What is expected:
Continue the camera comparison of the Pixel 7 Pro and iPhone 14 Pro from the point where it stops.

Source extract:
▬▬▬▬▬▬▬▬▬▬

So which one does it best and which one should you consider if you’re looking for the best photography phone around? I took both phones around the stunning Edinburgh suburb of Leith to find out.
It’s an interesting matchup as both phones have similar camera offerings with a main standard lens, an ultrawide lens and a telephoto zoom. And both have already proven their photographic prowess in our full reviews, with rich images and excellent dynamic range being delivered on both sides.
Take a look at the photos above from the Pixel 7 Pro’s 50-megapixel and the iPhone 14 Pro’s 48-megapixel main camera lens. Both scenes are well exposed here, with controlled blue skies and plenty of detail to be seen in the more shadowy areas. The iPhone’s color balance is a bit warmer, which I think suits the scene well, although the Pixel’s image is arguably a touch more natural looking.
Switch to the ultrawide lens, and again both phones have done a great job in capturing this high contrast scene above. There’s very little to choose between them, but I think the Pixel 7 Pro’s more natural color tones might give it the edge.
Things change when we switch to the zoom lenses though, most notably because the Pixel 7 Pro’s 5x offers a much closer view than the 3x optical zoom of the iPhone 14 Pro. I love a longer zoom as it helps you find different photo compositions in a scene that would be lost to those who only have wide angle lenses. Using the zoom lens for the photos above let me capture a totally different scene, but I didn’t have to physically move to get it.
That extra reach is noticeable on the Pixel’s shot, with a much closer zoom on the buildings in the distance. Both phones have achieved a good exposure however, and while the Pixel’s image is noticeably warmer (particularly on the buildings themselves), I like the color balances of both shots.
Again, that extra zoom on the Pixel let me get a tighter composition on the buildings next to the river in the images above, and it’s a better-looking photo as a result. That said, I prefer the tones and exposure of the iPhone’s shot, with brighter whites and a more vibrant pop of orange visible on the central building and richer blue tones in the sky.

▬▬▬▬▬▬▬▬▬▬

Collected material:
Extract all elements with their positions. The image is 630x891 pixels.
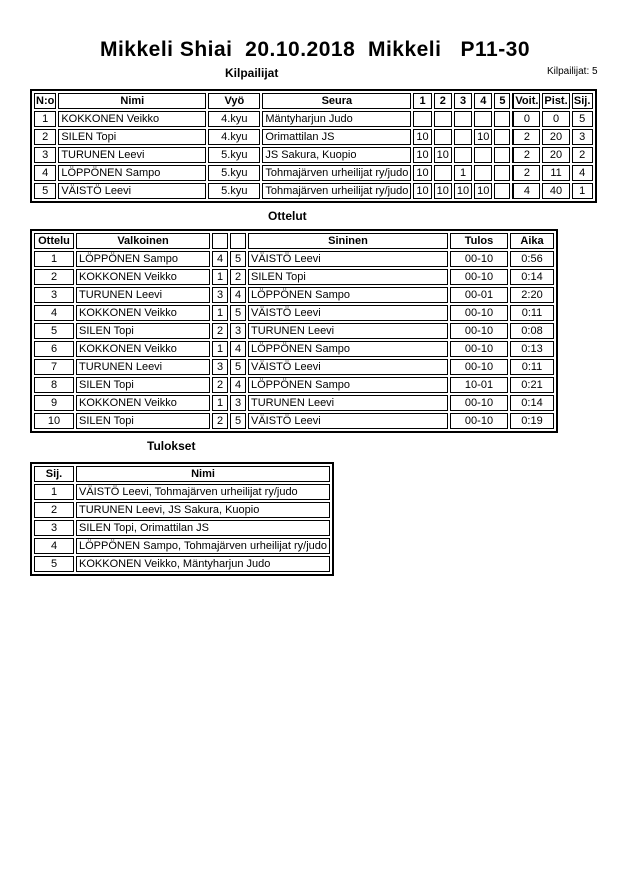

▬▬▬▬▬▬▬▬▬▬

Output:
The ultrawide photos above are more mixed however. While both phones achieved a generally decent exposure, they both have slightly blown out highlights visible in the distant clouds. And while I prefer the more natural blue sky of the iPhone 14 Pro, the Pixel 7 Pro has achieved more vibrant color tones on the buildings and trees toward the center of the frame. It’s tough to make a call on which is “better” here.
Back to the main camera lens, and there’s again very little to choose between the two pictures above. There’s tons of detail in both, and the overall exposure is spot on. If I were nitpicking — which I am — I’d say the Pixel 7 Pro’s sky has a bit too much of a purple tinge in it and it’s a slightly more contrasty scene overall. While that’s resulted in deeper orange hues on the fall leaves, it’s less representative of the actual colors of the scene. It’s largely down to personal preference, but I’m marginally erring toward the iPhone’s shot here.
The photos above show the same scene but from the ultrawide lens this time. To my eye, it’s an easier win for the iPhone here. The overall color balance is more natural. And while the iPhone kept a decent contrast in the darker area in the bottom left, the Pixel has tried to brighten this area artificially, resulting in a weird-looking grey patch that I’m not keen on.
With the Pixel 7 Pro now packing auto-focus on its ultrawide lens, it’s able to offer macro photography as it can focus within a couple of inches of the lens. It’s something Apple introduced on the , and it’s great fun to experiment with.
In the macro photos above, I prefer the image from the Pixel 7 Pro’s camera. The white balance has resulted in more vibrant — and more accurate — blue-purple tones on the flower’s petals. The leaves in the background also have more of an emerald tone, rather than the yellow-green tones seen on the iPhone’s shot.
And it’s much the same in the pictures above when I used the phones to get a low-down shot of this dandelion, with the blue sky behind it. The Pixel 7 Pro’s shot has much more vibrant green tones in the grasses around the subject. The iPhone 14 Pro captured a warmer scene, with more yellow tones seen in the grasses that I personally don’t like as much.
The Pixel 7 Pro is packing a 10.8-megapixel front-facing selfie camera, which is slightly below the iPhone 14 Pro’s 12 megapixels. It’s not a huge difference, there is slightly more detail visible when you zoom in. Both shots are generally solid, however, although I think the Pixel has gone a bit too “HDR” by reducing the highlights on my face too much. Personally, I prefer how I look in the iPhone’s image.
Both phones have a wider-angle option for the front-facing cameras, which is helpful if you want to capture more of your surroundings or want to squash more of your friends into the picture. I took the photos above in this mode, and the Pixel actually has the edge slightly in terms of fine image details. But again, I prefer the exposure and contrast from the iPhone as the Pixel’s HDR has flattened the tones in my face a bit too much for my liking.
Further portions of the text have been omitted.